__Work to be completed__.
Determine which lines contain the word "image", then copy those lines.

┏━━

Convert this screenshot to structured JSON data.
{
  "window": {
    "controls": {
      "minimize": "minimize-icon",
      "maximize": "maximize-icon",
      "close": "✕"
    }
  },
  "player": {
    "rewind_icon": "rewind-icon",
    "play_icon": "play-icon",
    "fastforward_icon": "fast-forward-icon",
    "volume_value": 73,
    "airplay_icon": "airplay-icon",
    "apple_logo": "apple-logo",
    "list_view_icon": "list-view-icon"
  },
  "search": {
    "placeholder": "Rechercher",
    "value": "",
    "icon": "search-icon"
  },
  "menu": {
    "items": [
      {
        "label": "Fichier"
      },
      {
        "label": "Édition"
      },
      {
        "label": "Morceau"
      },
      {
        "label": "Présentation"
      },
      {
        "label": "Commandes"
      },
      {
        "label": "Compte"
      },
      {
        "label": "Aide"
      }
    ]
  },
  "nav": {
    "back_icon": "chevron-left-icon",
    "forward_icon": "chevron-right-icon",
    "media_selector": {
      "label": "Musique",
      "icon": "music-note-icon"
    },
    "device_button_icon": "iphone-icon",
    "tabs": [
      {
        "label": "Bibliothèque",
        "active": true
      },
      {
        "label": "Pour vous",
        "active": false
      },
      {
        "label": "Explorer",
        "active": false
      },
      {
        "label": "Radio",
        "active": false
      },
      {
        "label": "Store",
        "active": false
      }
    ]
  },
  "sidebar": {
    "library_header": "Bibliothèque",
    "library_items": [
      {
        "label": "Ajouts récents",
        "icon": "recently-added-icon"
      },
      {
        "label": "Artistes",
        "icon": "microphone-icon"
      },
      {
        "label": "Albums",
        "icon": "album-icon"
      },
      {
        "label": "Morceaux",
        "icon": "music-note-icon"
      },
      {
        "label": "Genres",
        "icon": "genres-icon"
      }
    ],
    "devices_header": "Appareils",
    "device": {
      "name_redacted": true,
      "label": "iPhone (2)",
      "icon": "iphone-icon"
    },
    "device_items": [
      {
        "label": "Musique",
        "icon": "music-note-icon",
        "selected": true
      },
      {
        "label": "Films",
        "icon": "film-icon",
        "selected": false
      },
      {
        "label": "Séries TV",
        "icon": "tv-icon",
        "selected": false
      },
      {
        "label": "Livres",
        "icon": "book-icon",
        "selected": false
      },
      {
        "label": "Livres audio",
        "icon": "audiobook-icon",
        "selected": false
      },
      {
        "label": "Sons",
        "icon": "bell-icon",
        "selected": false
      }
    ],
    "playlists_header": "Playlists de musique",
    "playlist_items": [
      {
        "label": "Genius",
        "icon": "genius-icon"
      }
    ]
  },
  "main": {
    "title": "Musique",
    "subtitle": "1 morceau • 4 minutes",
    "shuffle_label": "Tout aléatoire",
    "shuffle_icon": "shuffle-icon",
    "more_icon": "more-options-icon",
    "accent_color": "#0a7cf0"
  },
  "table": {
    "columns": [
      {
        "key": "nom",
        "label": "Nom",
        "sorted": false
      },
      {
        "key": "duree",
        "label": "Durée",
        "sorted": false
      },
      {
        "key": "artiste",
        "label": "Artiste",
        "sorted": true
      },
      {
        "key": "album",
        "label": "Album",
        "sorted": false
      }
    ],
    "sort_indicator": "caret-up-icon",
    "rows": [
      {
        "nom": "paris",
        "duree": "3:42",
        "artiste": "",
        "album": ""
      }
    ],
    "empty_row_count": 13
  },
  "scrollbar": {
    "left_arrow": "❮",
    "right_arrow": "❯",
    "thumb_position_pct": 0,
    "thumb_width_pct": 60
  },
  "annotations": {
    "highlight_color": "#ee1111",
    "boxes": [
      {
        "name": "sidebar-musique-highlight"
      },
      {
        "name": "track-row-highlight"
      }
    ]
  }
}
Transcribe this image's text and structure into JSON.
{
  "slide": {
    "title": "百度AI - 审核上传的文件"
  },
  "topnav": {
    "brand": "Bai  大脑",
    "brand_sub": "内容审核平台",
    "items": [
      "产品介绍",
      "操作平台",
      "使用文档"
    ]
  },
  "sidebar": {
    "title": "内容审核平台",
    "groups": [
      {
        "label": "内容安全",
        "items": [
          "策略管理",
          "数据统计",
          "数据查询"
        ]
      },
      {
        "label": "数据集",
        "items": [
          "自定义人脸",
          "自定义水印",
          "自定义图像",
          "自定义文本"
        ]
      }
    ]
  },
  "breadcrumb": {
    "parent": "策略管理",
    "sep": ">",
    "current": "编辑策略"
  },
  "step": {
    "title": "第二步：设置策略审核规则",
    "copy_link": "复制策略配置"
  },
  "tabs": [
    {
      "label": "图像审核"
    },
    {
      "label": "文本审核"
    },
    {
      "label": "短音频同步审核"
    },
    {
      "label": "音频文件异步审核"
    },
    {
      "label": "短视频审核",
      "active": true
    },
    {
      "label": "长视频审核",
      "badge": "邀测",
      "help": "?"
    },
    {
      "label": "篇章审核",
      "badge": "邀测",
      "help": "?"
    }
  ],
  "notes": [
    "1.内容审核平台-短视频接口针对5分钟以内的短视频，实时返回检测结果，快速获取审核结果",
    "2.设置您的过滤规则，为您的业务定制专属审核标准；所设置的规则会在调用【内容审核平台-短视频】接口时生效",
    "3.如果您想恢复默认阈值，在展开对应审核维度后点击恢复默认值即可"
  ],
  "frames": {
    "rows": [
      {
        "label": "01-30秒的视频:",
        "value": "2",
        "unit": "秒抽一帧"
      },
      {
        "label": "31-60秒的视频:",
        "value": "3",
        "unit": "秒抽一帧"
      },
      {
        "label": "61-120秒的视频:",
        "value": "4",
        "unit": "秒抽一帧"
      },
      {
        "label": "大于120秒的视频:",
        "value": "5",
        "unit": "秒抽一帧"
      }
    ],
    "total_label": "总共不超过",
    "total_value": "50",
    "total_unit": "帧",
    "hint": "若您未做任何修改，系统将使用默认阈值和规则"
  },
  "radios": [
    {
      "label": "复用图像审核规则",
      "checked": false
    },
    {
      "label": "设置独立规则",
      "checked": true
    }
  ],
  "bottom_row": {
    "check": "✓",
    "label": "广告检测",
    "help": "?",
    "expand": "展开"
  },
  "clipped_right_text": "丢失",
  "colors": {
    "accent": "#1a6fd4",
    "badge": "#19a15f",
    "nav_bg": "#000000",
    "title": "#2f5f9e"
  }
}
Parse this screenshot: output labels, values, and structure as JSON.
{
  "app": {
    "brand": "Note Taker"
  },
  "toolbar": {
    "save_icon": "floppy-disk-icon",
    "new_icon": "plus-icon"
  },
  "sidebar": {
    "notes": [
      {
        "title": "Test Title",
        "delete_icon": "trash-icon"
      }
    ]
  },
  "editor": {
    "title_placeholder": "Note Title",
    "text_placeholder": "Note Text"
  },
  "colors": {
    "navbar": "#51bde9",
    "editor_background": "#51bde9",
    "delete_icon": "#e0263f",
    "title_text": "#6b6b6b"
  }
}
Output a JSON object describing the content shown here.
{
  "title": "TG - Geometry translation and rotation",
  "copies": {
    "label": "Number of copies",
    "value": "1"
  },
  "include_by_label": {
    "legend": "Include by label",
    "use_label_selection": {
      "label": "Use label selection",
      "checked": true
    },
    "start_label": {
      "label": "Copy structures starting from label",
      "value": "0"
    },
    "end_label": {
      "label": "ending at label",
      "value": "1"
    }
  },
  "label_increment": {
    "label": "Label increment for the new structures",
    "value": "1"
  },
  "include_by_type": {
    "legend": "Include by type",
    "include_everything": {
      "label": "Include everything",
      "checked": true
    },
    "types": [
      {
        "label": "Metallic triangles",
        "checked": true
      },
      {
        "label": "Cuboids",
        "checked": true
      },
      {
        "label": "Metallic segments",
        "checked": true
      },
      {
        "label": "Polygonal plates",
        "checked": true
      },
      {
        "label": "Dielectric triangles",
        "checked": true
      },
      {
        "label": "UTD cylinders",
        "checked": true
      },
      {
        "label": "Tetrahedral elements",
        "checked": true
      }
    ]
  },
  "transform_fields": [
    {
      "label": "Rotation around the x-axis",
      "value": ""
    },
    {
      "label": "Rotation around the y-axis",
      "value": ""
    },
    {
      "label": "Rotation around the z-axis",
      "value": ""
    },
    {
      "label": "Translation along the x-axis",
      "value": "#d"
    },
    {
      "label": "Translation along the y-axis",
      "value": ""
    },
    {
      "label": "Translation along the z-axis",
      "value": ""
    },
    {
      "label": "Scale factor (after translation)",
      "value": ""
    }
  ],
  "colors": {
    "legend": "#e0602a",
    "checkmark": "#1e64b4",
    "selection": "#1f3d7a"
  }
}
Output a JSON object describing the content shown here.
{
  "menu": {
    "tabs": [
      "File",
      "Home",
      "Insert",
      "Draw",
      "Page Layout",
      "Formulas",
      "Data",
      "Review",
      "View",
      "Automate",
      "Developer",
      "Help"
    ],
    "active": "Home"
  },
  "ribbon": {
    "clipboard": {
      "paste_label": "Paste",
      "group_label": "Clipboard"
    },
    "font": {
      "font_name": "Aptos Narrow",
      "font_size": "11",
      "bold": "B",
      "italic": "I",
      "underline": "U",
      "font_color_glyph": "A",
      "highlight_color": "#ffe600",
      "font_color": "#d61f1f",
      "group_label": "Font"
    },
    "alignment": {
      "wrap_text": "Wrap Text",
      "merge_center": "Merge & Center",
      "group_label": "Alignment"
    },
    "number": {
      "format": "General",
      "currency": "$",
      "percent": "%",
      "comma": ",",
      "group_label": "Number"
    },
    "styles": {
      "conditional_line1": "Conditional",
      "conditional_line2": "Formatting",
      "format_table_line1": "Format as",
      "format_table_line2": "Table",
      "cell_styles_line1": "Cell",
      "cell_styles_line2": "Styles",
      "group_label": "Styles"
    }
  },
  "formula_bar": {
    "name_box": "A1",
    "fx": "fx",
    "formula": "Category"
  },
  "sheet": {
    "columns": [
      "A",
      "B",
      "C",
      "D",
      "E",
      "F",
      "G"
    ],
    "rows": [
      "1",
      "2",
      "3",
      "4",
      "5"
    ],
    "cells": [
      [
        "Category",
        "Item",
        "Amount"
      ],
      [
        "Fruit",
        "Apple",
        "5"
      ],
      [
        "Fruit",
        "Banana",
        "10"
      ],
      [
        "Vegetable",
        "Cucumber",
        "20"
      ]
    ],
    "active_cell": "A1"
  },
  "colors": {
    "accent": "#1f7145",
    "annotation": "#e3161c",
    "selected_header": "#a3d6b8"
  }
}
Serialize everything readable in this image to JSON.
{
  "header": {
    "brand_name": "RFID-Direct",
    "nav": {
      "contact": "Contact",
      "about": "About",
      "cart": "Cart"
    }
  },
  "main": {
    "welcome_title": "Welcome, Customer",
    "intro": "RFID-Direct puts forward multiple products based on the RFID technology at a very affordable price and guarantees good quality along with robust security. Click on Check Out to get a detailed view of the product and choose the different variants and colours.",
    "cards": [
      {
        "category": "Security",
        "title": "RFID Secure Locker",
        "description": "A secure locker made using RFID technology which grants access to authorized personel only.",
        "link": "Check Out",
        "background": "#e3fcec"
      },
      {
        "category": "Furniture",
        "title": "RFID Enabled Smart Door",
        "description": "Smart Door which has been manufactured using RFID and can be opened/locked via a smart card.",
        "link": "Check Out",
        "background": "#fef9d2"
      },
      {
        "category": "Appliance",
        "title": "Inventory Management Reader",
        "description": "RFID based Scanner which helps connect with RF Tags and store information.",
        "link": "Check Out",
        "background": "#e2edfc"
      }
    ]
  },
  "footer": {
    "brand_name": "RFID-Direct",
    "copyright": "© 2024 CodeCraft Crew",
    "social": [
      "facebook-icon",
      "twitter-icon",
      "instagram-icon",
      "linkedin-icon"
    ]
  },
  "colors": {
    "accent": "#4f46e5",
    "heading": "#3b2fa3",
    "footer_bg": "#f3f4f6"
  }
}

┗━━

__Exercise output__.
Transcribe this image's text and structure into JSON.
Serialize everything readable in this image to JSON.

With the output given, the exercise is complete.